§ WRITTEN TASK
In the listing below, find every line with the string "JSON" and pull it out.

§ TASK INPUT
-=-=-

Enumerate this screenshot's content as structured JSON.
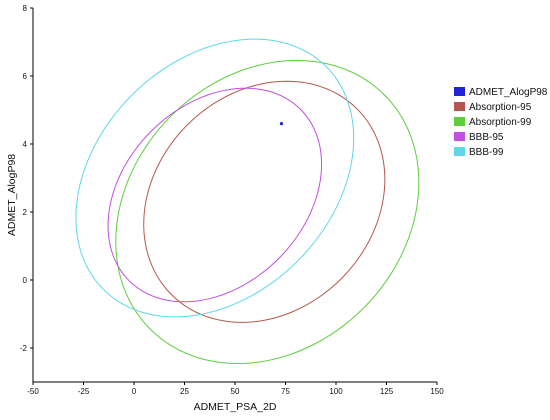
{
  "chart_data": {
    "type": "scatter",
    "title": "",
    "xlabel": "ADMET_PSA_2D",
    "ylabel": "ADMET_AlogP98",
    "xlim": [
      -50,
      150
    ],
    "ylim": [
      -3,
      8
    ],
    "x_ticks": [
      "-50",
      "-25",
      "0",
      "25",
      "50",
      "75",
      "100",
      "125",
      "150"
    ],
    "y_ticks": [
      "-2",
      "0",
      "2",
      "4",
      "6",
      "8"
    ],
    "grid": false,
    "legend_position": "right",
    "series": [
      {
        "name": "ADMET_AlogP98",
        "kind": "points",
        "color": "#1f22d6",
        "points": [
          [
            73,
            4.6
          ]
        ]
      },
      {
        "name": "Absorption-95",
        "kind": "ellipse",
        "color": "#b4574c",
        "cx": 64.5,
        "cy": 2.3,
        "rx": 65,
        "ry": 3.2,
        "angle_deg": 45
      },
      {
        "name": "Absorption-99",
        "kind": "ellipse",
        "color": "#5ccf3d",
        "cx": 66,
        "cy": 2.0,
        "rx": 82,
        "ry": 4.0,
        "angle_deg": 45
      },
      {
        "name": "BBB-95",
        "kind": "ellipse",
        "color": "#c14fe0",
        "cx": 40,
        "cy": 2.5,
        "rx": 60,
        "ry": 2.65,
        "angle_deg": 45
      },
      {
        "name": "BBB-99",
        "kind": "ellipse",
        "color": "#5fd7ea",
        "cx": 40,
        "cy": 3.0,
        "rx": 78,
        "ry": 3.45,
        "angle_deg": 45
      }
    ]
  }
}
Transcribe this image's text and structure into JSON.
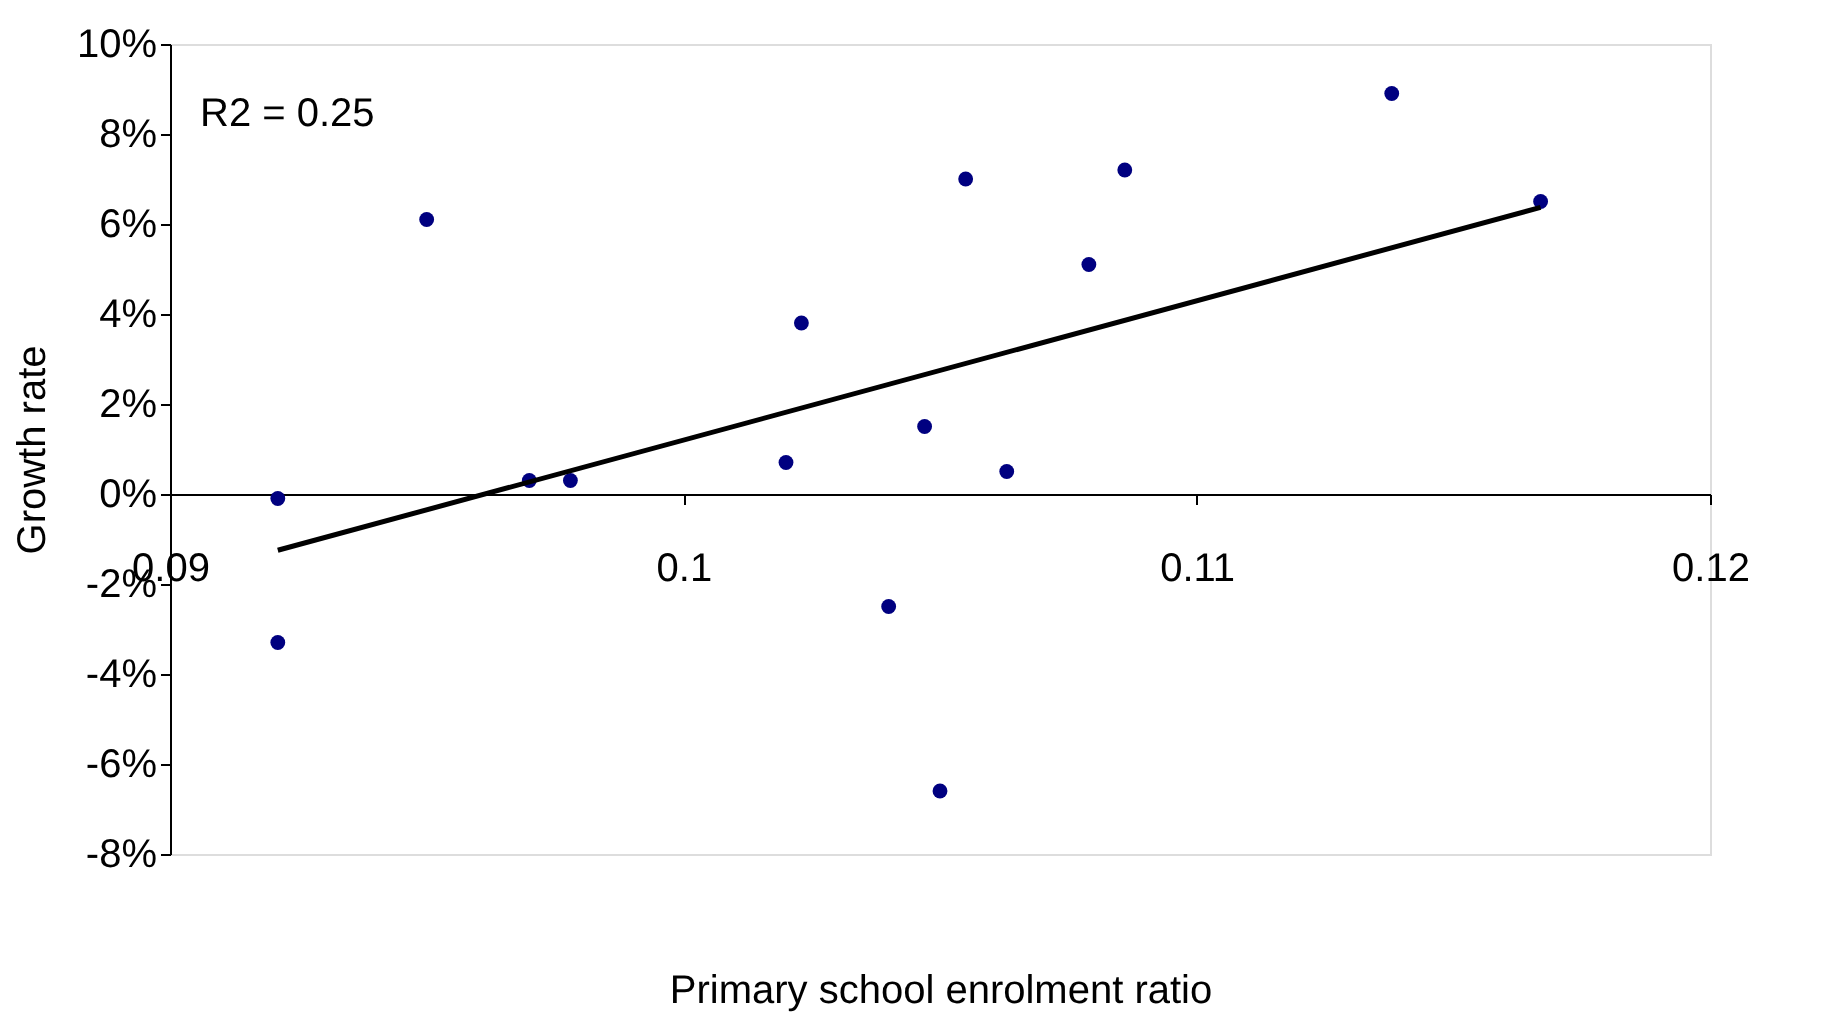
{
  "chart_data": {
    "type": "scatter",
    "xlabel": "Primary school enrolment ratio",
    "ylabel": "Growth rate",
    "annotations": [
      "R2 = 0.25"
    ],
    "xlim": [
      0.09,
      0.12
    ],
    "xticks": [
      0.09,
      0.1,
      0.11,
      0.12
    ],
    "ylim": [
      -8,
      10
    ],
    "yticks": [
      {
        "value": -8,
        "label": "-8%"
      },
      {
        "value": -6,
        "label": "-6%"
      },
      {
        "value": -4,
        "label": "-4%"
      },
      {
        "value": -2,
        "label": "-2%"
      },
      {
        "value": 0,
        "label": "0%"
      },
      {
        "value": 2,
        "label": "2%"
      },
      {
        "value": 4,
        "label": "4%"
      },
      {
        "value": 6,
        "label": "6%"
      },
      {
        "value": 8,
        "label": "8%"
      },
      {
        "value": 10,
        "label": "10%"
      }
    ],
    "grid": false,
    "series": [
      {
        "type": "scatter",
        "marker": "circle",
        "color": "#000080",
        "x": [
          0.0921,
          0.0921,
          0.095,
          0.097,
          0.0978,
          0.102,
          0.1023,
          0.1055,
          0.1086,
          0.1138,
          0.1167,
          0.1079,
          0.1047,
          0.1063,
          0.104,
          0.105
        ],
        "values": [
          -0.1,
          -3.3,
          6.1,
          0.3,
          0.3,
          0.7,
          3.8,
          7.0,
          7.2,
          8.9,
          6.5,
          5.1,
          1.5,
          0.5,
          -2.5,
          -6.6
        ]
      },
      {
        "type": "line",
        "color": "#000000",
        "line_style": "solid",
        "x": [
          0.0921,
          0.1167
        ],
        "values": [
          -1.25,
          6.37
        ]
      }
    ]
  }
}
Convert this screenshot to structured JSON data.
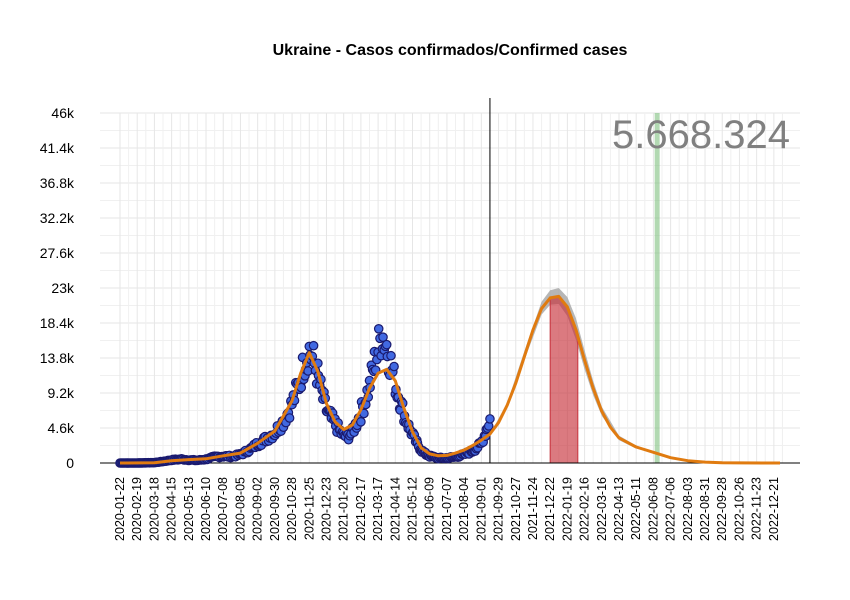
{
  "chart_data": {
    "type": "scatter",
    "title": "Ukraine - Casos confirmados/Confirmed cases",
    "xlabel": "",
    "ylabel": "",
    "ylim": [
      0,
      46000
    ],
    "y_ticks": [
      0,
      4600,
      9200,
      13800,
      18400,
      23000,
      27600,
      32200,
      36800,
      41400,
      46000
    ],
    "y_tick_labels": [
      "0",
      "4.6k",
      "9.2k",
      "13.8k",
      "18.4k",
      "23k",
      "27.6k",
      "32.2k",
      "36.8k",
      "41.4k",
      "46k"
    ],
    "x_range": [
      "2020-01-22",
      "2022-12-31"
    ],
    "x_tick_labels": [
      "2020-01-22",
      "2020-02-19",
      "2020-03-18",
      "2020-04-15",
      "2020-05-13",
      "2020-06-10",
      "2020-07-08",
      "2020-08-05",
      "2020-09-02",
      "2020-09-30",
      "2020-10-28",
      "2020-11-25",
      "2020-12-23",
      "2021-01-20",
      "2021-02-17",
      "2021-03-17",
      "2021-04-14",
      "2021-05-12",
      "2021-06-09",
      "2021-07-07",
      "2021-08-04",
      "2021-09-01",
      "2021-09-29",
      "2021-10-27",
      "2021-11-24",
      "2021-12-22",
      "2022-01-19",
      "2022-02-16",
      "2022-03-16",
      "2022-04-13",
      "2022-05-11",
      "2022-06-08",
      "2022-07-06",
      "2022-08-03",
      "2022-08-31",
      "2022-09-28",
      "2022-10-26",
      "2022-11-23",
      "2022-12-21"
    ],
    "forecast_start": "2021-09-15",
    "total_label": "5.668.324",
    "grid": true,
    "series": [
      {
        "kind": "observed-points",
        "color": "#4169e1",
        "edge_color": "#1a1a6e",
        "points": [
          [
            "2020-01-22",
            0
          ],
          [
            "2020-02-19",
            0
          ],
          [
            "2020-03-18",
            50
          ],
          [
            "2020-04-01",
            200
          ],
          [
            "2020-04-15",
            400
          ],
          [
            "2020-05-01",
            500
          ],
          [
            "2020-05-13",
            400
          ],
          [
            "2020-05-27",
            350
          ],
          [
            "2020-06-10",
            500
          ],
          [
            "2020-06-24",
            800
          ],
          [
            "2020-07-08",
            900
          ],
          [
            "2020-07-22",
            850
          ],
          [
            "2020-08-05",
            1100
          ],
          [
            "2020-08-19",
            1700
          ],
          [
            "2020-09-02",
            2500
          ],
          [
            "2020-09-16",
            3200
          ],
          [
            "2020-09-30",
            4000
          ],
          [
            "2020-10-14",
            5500
          ],
          [
            "2020-10-28",
            7800
          ],
          [
            "2020-11-11",
            11000
          ],
          [
            "2020-11-18",
            13500
          ],
          [
            "2020-11-25",
            14800
          ],
          [
            "2020-12-02",
            13500
          ],
          [
            "2020-12-09",
            11500
          ],
          [
            "2020-12-16",
            9000
          ],
          [
            "2020-12-23",
            7000
          ],
          [
            "2020-12-30",
            6000
          ],
          [
            "2021-01-06",
            5200
          ],
          [
            "2021-01-13",
            4300
          ],
          [
            "2021-01-20",
            3600
          ],
          [
            "2021-01-27",
            3500
          ],
          [
            "2021-02-03",
            4000
          ],
          [
            "2021-02-10",
            5200
          ],
          [
            "2021-02-17",
            6500
          ],
          [
            "2021-02-24",
            8200
          ],
          [
            "2021-03-03",
            10000
          ],
          [
            "2021-03-10",
            12500
          ],
          [
            "2021-03-17",
            15000
          ],
          [
            "2021-03-24",
            17000
          ],
          [
            "2021-03-31",
            15500
          ],
          [
            "2021-04-07",
            13000
          ],
          [
            "2021-04-14",
            10500
          ],
          [
            "2021-04-21",
            8500
          ],
          [
            "2021-04-28",
            6500
          ],
          [
            "2021-05-05",
            5000
          ],
          [
            "2021-05-12",
            3800
          ],
          [
            "2021-05-19",
            2600
          ],
          [
            "2021-05-26",
            1800
          ],
          [
            "2021-06-02",
            1200
          ],
          [
            "2021-06-09",
            900
          ],
          [
            "2021-06-23",
            650
          ],
          [
            "2021-07-07",
            650
          ],
          [
            "2021-07-21",
            800
          ],
          [
            "2021-08-04",
            1100
          ],
          [
            "2021-08-18",
            1600
          ],
          [
            "2021-09-01",
            2500
          ],
          [
            "2021-09-08",
            4000
          ],
          [
            "2021-09-15",
            5800
          ]
        ]
      },
      {
        "kind": "fitted-curve",
        "color": "#e07b10",
        "points": [
          [
            "2020-01-22",
            0
          ],
          [
            "2020-03-18",
            30
          ],
          [
            "2020-04-15",
            300
          ],
          [
            "2020-05-13",
            450
          ],
          [
            "2020-06-10",
            550
          ],
          [
            "2020-07-08",
            950
          ],
          [
            "2020-08-05",
            1300
          ],
          [
            "2020-09-02",
            2600
          ],
          [
            "2020-09-30",
            4200
          ],
          [
            "2020-10-28",
            8200
          ],
          [
            "2020-11-11",
            11800
          ],
          [
            "2020-11-25",
            14500
          ],
          [
            "2020-12-09",
            12000
          ],
          [
            "2020-12-23",
            7800
          ],
          [
            "2021-01-06",
            5400
          ],
          [
            "2021-01-20",
            4400
          ],
          [
            "2021-02-03",
            5000
          ],
          [
            "2021-02-17",
            7000
          ],
          [
            "2021-03-03",
            9800
          ],
          [
            "2021-03-17",
            11800
          ],
          [
            "2021-03-31",
            12300
          ],
          [
            "2021-04-14",
            10800
          ],
          [
            "2021-04-28",
            7200
          ],
          [
            "2021-05-12",
            4100
          ],
          [
            "2021-05-26",
            2000
          ],
          [
            "2021-06-09",
            1200
          ],
          [
            "2021-06-23",
            950
          ],
          [
            "2021-07-07",
            1000
          ],
          [
            "2021-07-21",
            1300
          ],
          [
            "2021-08-04",
            1700
          ],
          [
            "2021-08-18",
            2300
          ],
          [
            "2021-09-01",
            3000
          ],
          [
            "2021-09-15",
            3800
          ],
          [
            "2021-09-29",
            5300
          ],
          [
            "2021-10-13",
            7600
          ],
          [
            "2021-10-27",
            10500
          ],
          [
            "2021-11-10",
            14000
          ],
          [
            "2021-11-24",
            17500
          ],
          [
            "2021-12-08",
            20300
          ],
          [
            "2021-12-22",
            21700
          ],
          [
            "2022-01-05",
            21900
          ],
          [
            "2022-01-19",
            20500
          ],
          [
            "2022-02-02",
            17500
          ],
          [
            "2022-02-16",
            13500
          ],
          [
            "2022-03-02",
            9800
          ],
          [
            "2022-03-16",
            6800
          ],
          [
            "2022-03-30",
            4700
          ],
          [
            "2022-04-13",
            3300
          ],
          [
            "2022-05-11",
            2100
          ],
          [
            "2022-06-08",
            1400
          ],
          [
            "2022-07-06",
            700
          ],
          [
            "2022-08-03",
            300
          ],
          [
            "2022-08-31",
            120
          ],
          [
            "2022-09-28",
            40
          ],
          [
            "2022-10-26",
            10
          ],
          [
            "2022-12-31",
            0
          ]
        ]
      },
      {
        "kind": "forecast-band-upper",
        "color": "#a9a9a9",
        "points": [
          [
            "2021-09-15",
            3800
          ],
          [
            "2021-10-13",
            7900
          ],
          [
            "2021-11-10",
            14700
          ],
          [
            "2021-12-08",
            21200
          ],
          [
            "2021-12-22",
            22700
          ],
          [
            "2022-01-05",
            23000
          ],
          [
            "2022-01-19",
            21800
          ],
          [
            "2022-02-02",
            19000
          ],
          [
            "2022-02-16",
            14800
          ],
          [
            "2022-03-02",
            10800
          ],
          [
            "2022-03-16",
            7400
          ],
          [
            "2022-04-13",
            3600
          ],
          [
            "2022-05-11",
            2300
          ],
          [
            "2022-06-08",
            1500
          ],
          [
            "2022-07-06",
            750
          ],
          [
            "2022-08-31",
            130
          ],
          [
            "2022-12-31",
            0
          ]
        ]
      },
      {
        "kind": "forecast-band-lower",
        "color": "#a9a9a9",
        "points": [
          [
            "2021-09-15",
            3800
          ],
          [
            "2021-10-13",
            7400
          ],
          [
            "2021-11-10",
            13500
          ],
          [
            "2021-12-08",
            19500
          ],
          [
            "2021-12-22",
            20800
          ],
          [
            "2022-01-05",
            20900
          ],
          [
            "2022-01-19",
            19300
          ],
          [
            "2022-02-02",
            16200
          ],
          [
            "2022-02-16",
            12300
          ],
          [
            "2022-03-02",
            8900
          ],
          [
            "2022-03-16",
            6200
          ],
          [
            "2022-04-13",
            3000
          ],
          [
            "2022-05-11",
            1900
          ],
          [
            "2022-06-08",
            1300
          ],
          [
            "2022-07-06",
            650
          ],
          [
            "2022-08-31",
            110
          ],
          [
            "2022-12-31",
            0
          ]
        ]
      }
    ],
    "highlight_regions": [
      {
        "color": "#c8323c",
        "from": "2021-12-22",
        "to": "2022-02-05",
        "kind": "peak-area-under-curve"
      },
      {
        "color": "#7fbf7f",
        "from": "2022-06-10",
        "to": "2022-06-16",
        "kind": "vertical-band"
      }
    ]
  }
}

-=-=-

§ WRITTEN SOLUTION
Enumerate this screenshot's content as structured JSON.
Transcribe this image's text and structure into JSON.
Convert this screenshot to structured JSON data.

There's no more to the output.